+++ Information supplied +++

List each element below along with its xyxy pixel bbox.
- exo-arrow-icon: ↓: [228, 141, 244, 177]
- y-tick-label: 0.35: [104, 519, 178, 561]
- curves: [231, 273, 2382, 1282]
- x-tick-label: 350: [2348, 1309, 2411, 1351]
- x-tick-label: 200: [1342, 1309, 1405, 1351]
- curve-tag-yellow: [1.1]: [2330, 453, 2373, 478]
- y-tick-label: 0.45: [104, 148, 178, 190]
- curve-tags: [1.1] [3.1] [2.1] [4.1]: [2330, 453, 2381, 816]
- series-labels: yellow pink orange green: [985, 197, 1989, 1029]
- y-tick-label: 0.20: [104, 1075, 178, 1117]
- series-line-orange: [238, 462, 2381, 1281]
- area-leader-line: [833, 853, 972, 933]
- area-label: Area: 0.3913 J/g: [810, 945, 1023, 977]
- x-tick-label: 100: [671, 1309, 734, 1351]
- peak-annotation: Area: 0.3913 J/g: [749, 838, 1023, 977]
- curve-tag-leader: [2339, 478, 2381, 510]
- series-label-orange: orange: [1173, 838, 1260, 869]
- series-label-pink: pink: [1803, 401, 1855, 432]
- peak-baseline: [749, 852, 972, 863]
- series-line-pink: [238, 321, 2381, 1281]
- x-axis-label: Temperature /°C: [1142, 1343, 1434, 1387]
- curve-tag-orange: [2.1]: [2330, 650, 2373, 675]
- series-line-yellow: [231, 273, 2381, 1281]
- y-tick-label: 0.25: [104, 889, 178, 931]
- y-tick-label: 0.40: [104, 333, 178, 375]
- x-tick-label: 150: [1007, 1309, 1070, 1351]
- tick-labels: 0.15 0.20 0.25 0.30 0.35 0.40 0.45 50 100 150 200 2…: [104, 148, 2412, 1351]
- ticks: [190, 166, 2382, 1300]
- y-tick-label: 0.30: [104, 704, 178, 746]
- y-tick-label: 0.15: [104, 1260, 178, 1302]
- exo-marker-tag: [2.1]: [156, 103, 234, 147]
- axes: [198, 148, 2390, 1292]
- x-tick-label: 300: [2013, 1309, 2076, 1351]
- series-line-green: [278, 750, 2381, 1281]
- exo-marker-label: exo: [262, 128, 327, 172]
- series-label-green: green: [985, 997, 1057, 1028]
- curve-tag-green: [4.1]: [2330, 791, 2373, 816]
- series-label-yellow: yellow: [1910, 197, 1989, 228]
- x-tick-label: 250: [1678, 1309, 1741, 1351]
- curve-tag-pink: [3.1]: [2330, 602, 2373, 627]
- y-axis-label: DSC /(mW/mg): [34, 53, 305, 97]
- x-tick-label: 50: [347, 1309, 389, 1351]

+++

Pick out every row above that contains the string "leader" and copy each of those rows in full.

- area-leader-line: [833, 853, 972, 933]
- curve-tag-leader: [2339, 478, 2381, 510]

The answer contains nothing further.